• **WORK TO BE COMPLETED**:
Scan the lines below for the word "arriendo". Copy each line you find it in.

======== DATA SHOWN

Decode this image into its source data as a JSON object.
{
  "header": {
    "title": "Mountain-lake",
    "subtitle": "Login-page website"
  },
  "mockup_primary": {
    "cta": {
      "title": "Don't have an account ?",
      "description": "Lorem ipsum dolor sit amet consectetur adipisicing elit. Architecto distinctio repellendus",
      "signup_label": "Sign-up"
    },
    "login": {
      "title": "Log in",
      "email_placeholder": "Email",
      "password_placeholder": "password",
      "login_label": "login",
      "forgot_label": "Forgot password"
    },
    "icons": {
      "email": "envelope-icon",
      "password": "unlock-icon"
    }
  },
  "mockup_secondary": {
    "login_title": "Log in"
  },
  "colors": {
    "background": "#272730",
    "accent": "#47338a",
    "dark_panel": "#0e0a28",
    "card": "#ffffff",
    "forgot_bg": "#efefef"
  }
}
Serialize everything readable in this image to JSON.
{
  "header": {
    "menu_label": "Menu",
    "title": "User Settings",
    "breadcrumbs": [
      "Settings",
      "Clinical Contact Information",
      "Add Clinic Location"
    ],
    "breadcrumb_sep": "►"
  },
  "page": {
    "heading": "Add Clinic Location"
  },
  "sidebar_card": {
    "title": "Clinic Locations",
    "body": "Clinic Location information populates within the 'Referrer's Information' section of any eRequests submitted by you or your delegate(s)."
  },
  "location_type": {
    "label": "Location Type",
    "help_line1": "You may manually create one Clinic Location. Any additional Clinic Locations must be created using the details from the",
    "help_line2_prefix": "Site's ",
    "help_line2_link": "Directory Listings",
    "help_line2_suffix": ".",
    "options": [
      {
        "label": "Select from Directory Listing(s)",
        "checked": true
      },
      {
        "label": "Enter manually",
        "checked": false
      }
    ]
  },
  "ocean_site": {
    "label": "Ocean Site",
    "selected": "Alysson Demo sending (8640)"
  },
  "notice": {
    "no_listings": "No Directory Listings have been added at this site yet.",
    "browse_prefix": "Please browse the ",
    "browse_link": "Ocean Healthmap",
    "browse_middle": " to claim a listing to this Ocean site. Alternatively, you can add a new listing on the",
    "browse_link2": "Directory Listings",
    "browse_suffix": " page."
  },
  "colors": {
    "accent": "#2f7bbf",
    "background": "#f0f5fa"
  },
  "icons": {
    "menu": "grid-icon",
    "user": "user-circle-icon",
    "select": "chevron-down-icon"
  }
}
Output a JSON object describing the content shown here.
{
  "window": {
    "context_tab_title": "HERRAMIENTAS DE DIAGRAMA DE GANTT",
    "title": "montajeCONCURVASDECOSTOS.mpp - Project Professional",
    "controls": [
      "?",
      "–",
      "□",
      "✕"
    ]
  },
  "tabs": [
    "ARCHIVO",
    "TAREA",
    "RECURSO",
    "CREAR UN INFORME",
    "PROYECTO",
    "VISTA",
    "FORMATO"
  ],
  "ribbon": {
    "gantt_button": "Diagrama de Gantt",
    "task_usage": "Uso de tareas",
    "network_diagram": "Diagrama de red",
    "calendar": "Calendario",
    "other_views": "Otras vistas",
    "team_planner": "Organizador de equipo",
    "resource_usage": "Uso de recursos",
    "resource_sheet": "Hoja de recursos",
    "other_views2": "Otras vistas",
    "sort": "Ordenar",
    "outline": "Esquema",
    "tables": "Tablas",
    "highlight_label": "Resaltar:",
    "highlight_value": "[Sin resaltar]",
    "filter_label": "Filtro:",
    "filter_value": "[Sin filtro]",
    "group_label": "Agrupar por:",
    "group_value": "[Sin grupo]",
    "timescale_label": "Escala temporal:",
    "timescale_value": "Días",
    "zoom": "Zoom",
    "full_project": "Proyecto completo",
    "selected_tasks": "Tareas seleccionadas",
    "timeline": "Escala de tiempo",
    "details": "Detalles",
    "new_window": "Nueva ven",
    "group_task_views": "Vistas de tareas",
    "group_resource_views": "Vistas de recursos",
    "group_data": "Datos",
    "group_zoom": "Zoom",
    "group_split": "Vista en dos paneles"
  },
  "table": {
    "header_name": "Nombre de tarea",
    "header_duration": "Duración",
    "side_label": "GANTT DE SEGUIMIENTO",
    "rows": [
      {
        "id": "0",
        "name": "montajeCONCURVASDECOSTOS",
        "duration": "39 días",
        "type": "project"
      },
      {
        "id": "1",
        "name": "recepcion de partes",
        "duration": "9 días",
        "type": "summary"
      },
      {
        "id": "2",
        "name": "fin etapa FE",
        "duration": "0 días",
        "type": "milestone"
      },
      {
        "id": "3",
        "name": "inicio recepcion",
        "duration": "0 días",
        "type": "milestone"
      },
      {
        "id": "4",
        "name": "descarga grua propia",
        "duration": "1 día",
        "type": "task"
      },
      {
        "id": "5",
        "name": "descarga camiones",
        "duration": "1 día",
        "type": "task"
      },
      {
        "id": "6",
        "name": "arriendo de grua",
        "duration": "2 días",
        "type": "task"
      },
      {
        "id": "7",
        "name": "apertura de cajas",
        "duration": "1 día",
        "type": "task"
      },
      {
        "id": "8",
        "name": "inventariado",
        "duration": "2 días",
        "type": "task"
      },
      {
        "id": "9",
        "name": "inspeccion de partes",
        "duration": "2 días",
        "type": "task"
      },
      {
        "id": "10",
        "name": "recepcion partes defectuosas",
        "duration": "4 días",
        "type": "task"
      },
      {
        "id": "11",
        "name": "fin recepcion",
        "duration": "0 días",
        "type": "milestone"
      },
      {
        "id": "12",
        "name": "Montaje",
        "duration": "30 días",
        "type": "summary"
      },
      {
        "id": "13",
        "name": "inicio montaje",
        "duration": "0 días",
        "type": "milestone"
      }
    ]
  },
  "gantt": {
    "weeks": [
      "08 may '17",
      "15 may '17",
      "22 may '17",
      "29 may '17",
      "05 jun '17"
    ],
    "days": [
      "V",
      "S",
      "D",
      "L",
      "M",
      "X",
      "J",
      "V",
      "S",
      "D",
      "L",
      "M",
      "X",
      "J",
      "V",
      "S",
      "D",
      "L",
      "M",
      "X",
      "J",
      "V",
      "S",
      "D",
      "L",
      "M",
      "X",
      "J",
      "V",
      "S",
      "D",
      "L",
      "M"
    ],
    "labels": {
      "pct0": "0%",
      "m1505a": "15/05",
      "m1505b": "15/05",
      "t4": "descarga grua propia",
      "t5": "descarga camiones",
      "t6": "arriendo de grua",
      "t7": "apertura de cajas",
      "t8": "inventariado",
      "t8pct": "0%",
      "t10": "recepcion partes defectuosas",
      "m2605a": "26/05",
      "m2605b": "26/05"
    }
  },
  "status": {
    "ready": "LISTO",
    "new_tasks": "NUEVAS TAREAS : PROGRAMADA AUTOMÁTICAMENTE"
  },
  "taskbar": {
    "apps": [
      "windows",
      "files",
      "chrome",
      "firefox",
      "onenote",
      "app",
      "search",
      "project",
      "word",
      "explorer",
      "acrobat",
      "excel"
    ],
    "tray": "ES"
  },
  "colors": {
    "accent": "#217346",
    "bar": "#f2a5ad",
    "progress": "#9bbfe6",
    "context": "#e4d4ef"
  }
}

================

• **COMPLETE ANSWER**:
        "name": "arriendo de grua",
      "t6": "arriendo de grua",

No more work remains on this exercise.